▸ Job
Repeat each line word for word.

▸ Supplied data
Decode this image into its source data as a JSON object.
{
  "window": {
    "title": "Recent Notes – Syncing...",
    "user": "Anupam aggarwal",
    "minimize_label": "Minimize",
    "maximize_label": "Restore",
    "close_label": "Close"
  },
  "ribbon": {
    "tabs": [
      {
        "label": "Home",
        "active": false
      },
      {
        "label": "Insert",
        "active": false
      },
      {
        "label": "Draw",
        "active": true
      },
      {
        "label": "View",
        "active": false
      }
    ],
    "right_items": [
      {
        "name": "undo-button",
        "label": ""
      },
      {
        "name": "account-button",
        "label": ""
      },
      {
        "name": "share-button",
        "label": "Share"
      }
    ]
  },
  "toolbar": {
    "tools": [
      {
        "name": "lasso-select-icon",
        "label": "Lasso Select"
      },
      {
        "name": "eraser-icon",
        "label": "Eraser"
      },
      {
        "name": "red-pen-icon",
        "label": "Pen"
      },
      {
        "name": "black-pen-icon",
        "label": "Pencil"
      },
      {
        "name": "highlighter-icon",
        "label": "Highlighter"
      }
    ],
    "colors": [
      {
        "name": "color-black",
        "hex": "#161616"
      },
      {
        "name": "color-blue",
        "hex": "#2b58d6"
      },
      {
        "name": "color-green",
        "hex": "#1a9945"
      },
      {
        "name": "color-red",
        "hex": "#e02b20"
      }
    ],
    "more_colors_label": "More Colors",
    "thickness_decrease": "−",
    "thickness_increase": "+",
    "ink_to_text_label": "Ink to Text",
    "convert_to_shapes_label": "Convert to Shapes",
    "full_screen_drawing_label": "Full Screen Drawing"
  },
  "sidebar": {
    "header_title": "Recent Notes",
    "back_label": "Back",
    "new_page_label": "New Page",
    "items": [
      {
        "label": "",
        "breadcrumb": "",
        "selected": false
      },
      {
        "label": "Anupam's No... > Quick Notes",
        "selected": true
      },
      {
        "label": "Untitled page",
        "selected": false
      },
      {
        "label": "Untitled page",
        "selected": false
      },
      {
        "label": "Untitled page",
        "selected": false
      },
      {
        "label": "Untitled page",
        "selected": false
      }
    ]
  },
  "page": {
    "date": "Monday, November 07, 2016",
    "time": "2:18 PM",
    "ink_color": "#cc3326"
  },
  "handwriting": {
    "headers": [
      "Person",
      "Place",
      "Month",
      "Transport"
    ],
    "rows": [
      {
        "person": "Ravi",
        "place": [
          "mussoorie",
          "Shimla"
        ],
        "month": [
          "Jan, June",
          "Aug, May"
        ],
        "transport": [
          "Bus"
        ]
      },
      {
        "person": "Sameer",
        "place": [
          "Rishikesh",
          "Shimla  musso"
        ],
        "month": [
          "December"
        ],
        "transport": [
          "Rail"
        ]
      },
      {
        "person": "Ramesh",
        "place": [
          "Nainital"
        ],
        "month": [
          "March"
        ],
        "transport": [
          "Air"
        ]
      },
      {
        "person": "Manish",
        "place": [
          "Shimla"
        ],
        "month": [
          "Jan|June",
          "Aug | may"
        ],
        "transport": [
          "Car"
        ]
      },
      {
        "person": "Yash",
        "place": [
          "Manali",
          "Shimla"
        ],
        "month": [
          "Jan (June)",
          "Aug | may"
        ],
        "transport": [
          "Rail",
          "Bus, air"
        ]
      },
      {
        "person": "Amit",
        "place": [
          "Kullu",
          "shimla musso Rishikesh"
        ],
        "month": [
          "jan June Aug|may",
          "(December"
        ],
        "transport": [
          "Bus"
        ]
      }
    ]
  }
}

▸ Worked solution
Decode this image into its source data as a JSON object.
{
  "window": {
    "title": "Recent Notes – Syncing...",
    "user": "Anupam aggarwal",
    "minimize_label": "Minimize",
    "maximize_label": "Restore",
    "close_label": "Close"
  },
  "ribbon": {
    "tabs": [
      {
        "label": "Home",
        "active": false
      },
      {
        "label": "Insert",
        "active": false
      },
      {
        "label": "Draw",
        "active": true
      },
      {
        "label": "View",
        "active": false
      }
    ],
    "right_items": [
      {
        "name": "undo-button",
        "label": ""
      },
      {
        "name": "account-button",
        "label": ""
      },
      {
        "name": "share-button",
        "label": "Share"
      }
    ]
  },
  "toolbar": {
    "tools": [
      {
        "name": "lasso-select-icon",
        "label": "Lasso Select"
      },
      {
        "name": "eraser-icon",
        "label": "Eraser"
      },
      {
        "name": "red-pen-icon",
        "label": "Pen"
      },
      {
        "name": "black-pen-icon",
        "label": "Pencil"
      },
      {
        "name": "highlighter-icon",
        "label": "Highlighter"
      }
    ],
    "colors": [
      {
        "name": "color-black",
        "hex": "#161616"
      },
      {
        "name": "color-blue",
        "hex": "#2b58d6"
      },
      {
        "name": "color-green",
        "hex": "#1a9945"
      },
      {
        "name": "color-red",
        "hex": "#e02b20"
      }
    ],
    "more_colors_label": "More Colors",
    "thickness_decrease": "−",
    "thickness_increase": "+",
    "ink_to_text_label": "Ink to Text",
    "convert_to_shapes_label": "Convert to Shapes",
    "full_screen_drawing_label": "Full Screen Drawing"
  },
  "sidebar": {
    "header_title": "Recent Notes",
    "back_label": "Back",
    "new_page_label": "New Page",
    "items": [
      {
        "label": "",
        "breadcrumb": "",
        "selected": false
      },
      {
        "label": "Anupam's No... > Quick Notes",
        "selected": true
      },
      {
        "label": "Untitled page",
        "selected": false
      },
      {
        "label": "Untitled page",
        "selected": false
      },
      {
        "label": "Untitled page",
        "selected": false
      },
      {
        "label": "Untitled page",
        "selected": false
      }
    ]
  },
  "page": {
    "date": "Monday, November 07, 2016",
    "time": "2:18 PM",
    "ink_color": "#cc3326"
  },
  "handwriting": {
    "headers": [
      "Person",
      "Place",
      "Month",
      "Transport"
    ],
    "rows": [
      {
        "person": "Ravi",
        "place": [
          "mussoorie",
          "Shimla"
        ],
        "month": [
          "Jan, June",
          "Aug, May"
        ],
        "transport": [
          "Bus"
        ]
      },
      {
        "person": "Sameer",
        "place": [
          "Rishikesh",
          "Shimla  musso"
        ],
        "month": [
          "December"
        ],
        "transport": [
          "Rail"
        ]
      },
      {
        "person": "Ramesh",
        "place": [
          "Nainital"
        ],
        "month": [
          "March"
        ],
        "transport": [
          "Air"
        ]
      },
      {
        "person": "Manish",
        "place": [
          "Shimla"
        ],
        "month": [
          "Jan|June",
          "Aug | may"
        ],
        "transport": [
          "Car"
        ]
      },
      {
        "person": "Yash",
        "place": [
          "Manali",
          "Shimla"
        ],
        "month": [
          "Jan (June)",
          "Aug | may"
        ],
        "transport": [
          "Rail",
          "Bus, air"
        ]
      },
      {
        "person": "Amit",
        "place": [
          "Kullu",
          "shimla musso Rishikesh"
        ],
        "month": [
          "jan June Aug|may",
          "(December"
        ],
        "transport": [
          "Bus"
        ]
      }
    ]
  }
}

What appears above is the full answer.